Exercise goal: Search the material below for the string "Director" and extract each line that has it.

── Source records

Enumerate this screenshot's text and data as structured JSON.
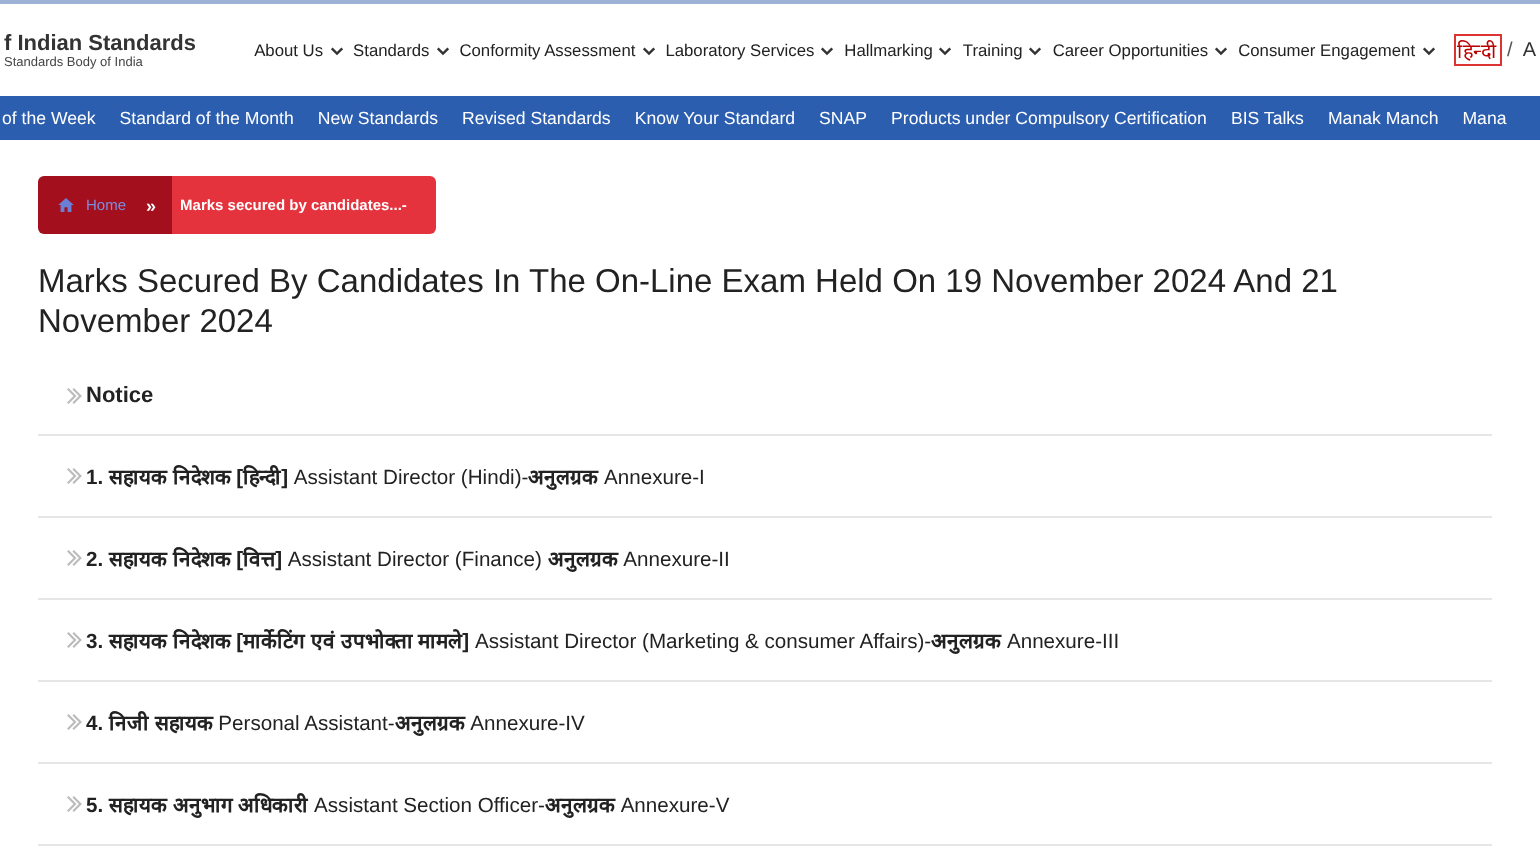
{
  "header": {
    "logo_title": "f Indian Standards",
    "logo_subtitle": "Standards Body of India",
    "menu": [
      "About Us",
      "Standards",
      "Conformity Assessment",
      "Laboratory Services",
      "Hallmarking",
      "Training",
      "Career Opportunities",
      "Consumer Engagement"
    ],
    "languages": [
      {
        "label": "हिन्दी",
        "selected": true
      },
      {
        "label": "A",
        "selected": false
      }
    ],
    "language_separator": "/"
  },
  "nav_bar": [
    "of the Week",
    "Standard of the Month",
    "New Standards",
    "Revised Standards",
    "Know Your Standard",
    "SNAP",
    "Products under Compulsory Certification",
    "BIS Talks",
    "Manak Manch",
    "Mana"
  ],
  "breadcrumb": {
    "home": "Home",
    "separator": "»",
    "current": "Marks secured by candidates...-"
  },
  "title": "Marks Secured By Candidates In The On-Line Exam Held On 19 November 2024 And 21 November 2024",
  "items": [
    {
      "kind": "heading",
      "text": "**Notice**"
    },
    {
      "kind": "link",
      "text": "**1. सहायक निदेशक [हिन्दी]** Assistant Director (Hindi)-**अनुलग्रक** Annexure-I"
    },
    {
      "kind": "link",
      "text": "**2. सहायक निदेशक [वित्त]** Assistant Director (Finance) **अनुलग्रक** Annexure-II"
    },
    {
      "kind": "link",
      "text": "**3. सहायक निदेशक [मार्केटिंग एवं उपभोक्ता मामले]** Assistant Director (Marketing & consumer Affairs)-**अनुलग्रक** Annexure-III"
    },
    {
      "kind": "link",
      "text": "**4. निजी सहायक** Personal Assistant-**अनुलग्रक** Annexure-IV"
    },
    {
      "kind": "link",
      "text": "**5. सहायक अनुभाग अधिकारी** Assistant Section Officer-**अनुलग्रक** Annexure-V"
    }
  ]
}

────
── Source records

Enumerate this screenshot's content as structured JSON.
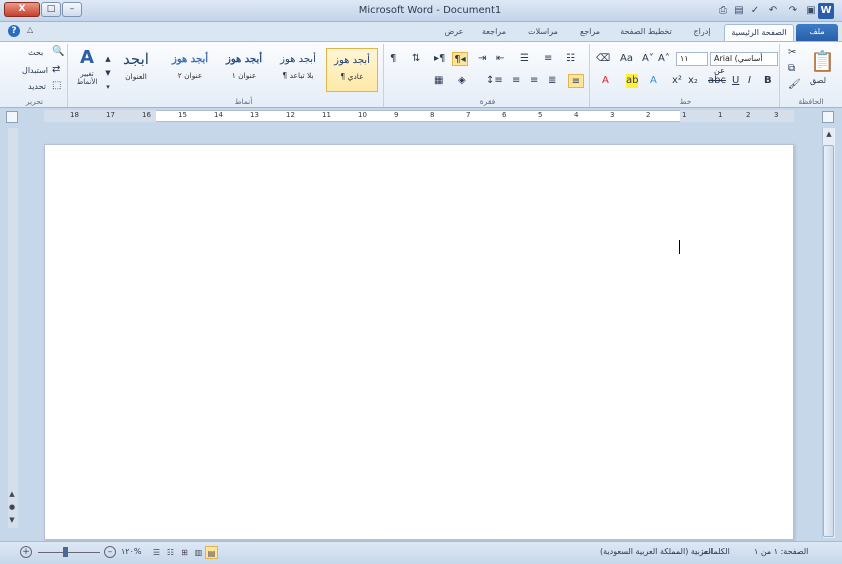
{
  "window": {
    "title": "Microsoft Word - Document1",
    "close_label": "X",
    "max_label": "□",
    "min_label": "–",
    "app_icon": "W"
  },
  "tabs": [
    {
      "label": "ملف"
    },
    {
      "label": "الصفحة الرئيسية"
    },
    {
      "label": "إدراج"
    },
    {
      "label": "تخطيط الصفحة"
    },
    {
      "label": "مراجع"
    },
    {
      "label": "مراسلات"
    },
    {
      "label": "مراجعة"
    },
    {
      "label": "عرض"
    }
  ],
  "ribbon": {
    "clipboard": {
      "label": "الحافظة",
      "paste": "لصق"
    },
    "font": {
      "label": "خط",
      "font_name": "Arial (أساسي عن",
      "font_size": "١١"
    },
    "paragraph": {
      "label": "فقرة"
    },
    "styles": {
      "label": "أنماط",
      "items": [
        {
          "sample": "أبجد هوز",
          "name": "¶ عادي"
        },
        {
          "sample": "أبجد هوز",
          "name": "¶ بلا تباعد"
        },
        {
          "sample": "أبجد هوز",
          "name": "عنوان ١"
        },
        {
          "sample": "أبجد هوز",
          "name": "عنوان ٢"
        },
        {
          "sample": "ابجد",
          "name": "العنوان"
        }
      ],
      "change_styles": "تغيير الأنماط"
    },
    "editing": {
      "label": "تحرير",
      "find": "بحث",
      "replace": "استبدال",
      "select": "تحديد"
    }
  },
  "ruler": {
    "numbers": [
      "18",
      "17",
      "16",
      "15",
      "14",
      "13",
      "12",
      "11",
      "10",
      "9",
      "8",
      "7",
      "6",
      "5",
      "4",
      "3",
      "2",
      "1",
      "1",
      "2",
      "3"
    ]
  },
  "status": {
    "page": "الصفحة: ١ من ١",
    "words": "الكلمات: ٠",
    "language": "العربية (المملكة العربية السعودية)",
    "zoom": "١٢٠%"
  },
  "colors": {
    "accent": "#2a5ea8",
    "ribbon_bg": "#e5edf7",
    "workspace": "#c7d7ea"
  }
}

────

Solution to this problem:
      "text": "**1. सहायक निदेशक [हिन्दी]** Assistant Director (Hindi)-**अनुलग्रक** Annexure-I"
      "text": "**2. सहायक निदेशक [वित्त]** Assistant Director (Finance) **अनुलग्रक** Annexure-II"
      "text": "**3. सहायक निदेशक [मार्केटिंग एवं उपभोक्ता मामले]** Assistant Director (Marketing & consumer Affairs)-**अनुलग्रक** Annexure-III"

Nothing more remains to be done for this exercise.